[Verilen Metin]
Cuma öğleden sonrasıydı… Ofis masamdan gördüğüm, kaldırımında hangi taşın nerede olduğunu bile ezberlediğim Tunalı, bir haftayı geçkindir farklı bir ruha bürünmüştü. İş çıkışlarında evlerde duramayıp tekrar soluğu sokaklarda, kalabalıkların içinde alıyorduk, hiç unutulmayacak bir dönemin başlangıcıydı Gezi Parkı direniş günleri.  Aslında parkla başlamış sonra daha önce tecrübe edilmemiş bir kenetlenmeye doğru gitmişti durum. Derinlerde gizlice alınan özgürlüklere tekrar kavuşma özleminin ateşi uyanmış gibiydi. Farklı bir zamanda olsa tedirgin edici bulunabilecek kalabalığın içinde, kafadaşlığın güvenini yaşıyorduk hep birlikteyken. Başımın üzerinden geçerken rüzgarını hissettiğim, tomadan çıkan biber gazlı kapsül bile o kadar korkutmadı beni o anda. Çünkü uzaklarda birisi benim için meraklanmaya başlamıştı.

[İstenenler]
1. Verilen metindeki "Cuma öğleden sonrasıydı…" diye başlayan paragrafı, temel bilgilerini koruyarak kısa maddeler hâlinde yeniden yazınız.
2. Verilen metne göre şu ifadelerin metinle uyuşup uyuşmadığını evet ya da hayır diye belirtiniz ve her birinde kararı veren sözleri metinden aynen aktarınız: (a) Tunalı'daki değişim bir haftadan kısa süredir vardır. (b) İş çıkışlarında evde kalınıyordu. (c) Durum parkla başlamıştır.

[Verilen Bilgiler]

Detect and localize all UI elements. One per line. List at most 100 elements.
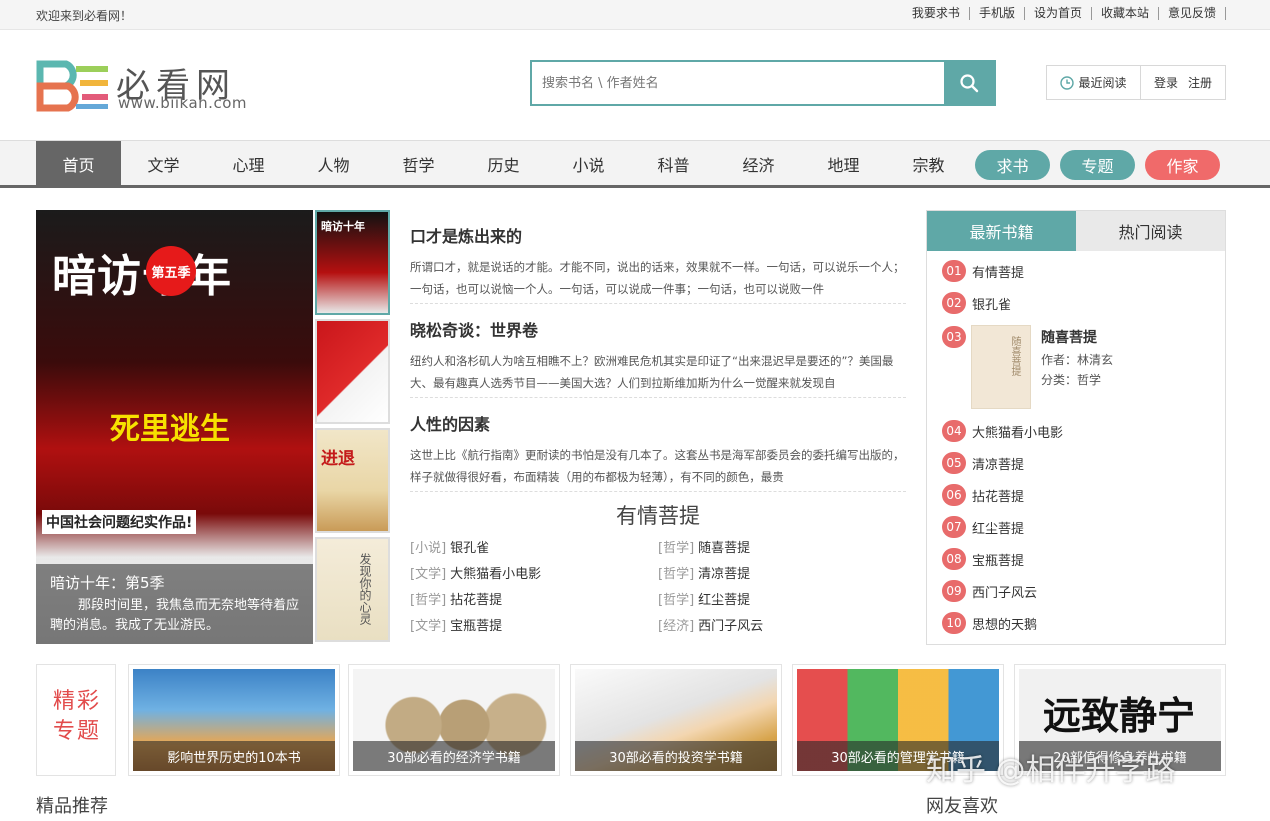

[Sonuçlar]
1.
- Cuma öğleden sonrası, ofis masasından görülen Tunalı bir haftadan uzun süredir farklı bir ruha bürünmüştür.
- İş çıkışlarında evde durulamayıp yeniden sokaklara, kalabalıkların içine gidilmektedir. Bu, Gezi Parkı direniş günlerinin başlangıcıdır.
- Olaylar parkla başlamış, ardından daha önce yaşanmamış bir kenetlenmeye dönüşmüştür.
- Gizlice alınan özgürlüklere yeniden kavuşma özlemi uyanmış gibidir.
- Başka bir zamanda tedirgin edici olabilecek kalabalıkta, birlikteyken kafadaşlığın güveni yaşanmaktadır.
- Tomadan çıkan biber gazlı kapsül baş üzerinden geçerken bile o anda pek korku vermemiştir, çünkü uzaklarda biri meraklanmaya başlamıştır.

2.
(a) Hayır: "bir haftayı geçkindir farklı bir ruha bürünmüştü"
(b) Hayır: "İş çıkışlarında evlerde duramayıp tekrar soluğu sokaklarda, kalabalıkların içinde alıyorduk"
(c) Evet: "Aslında parkla başlamış"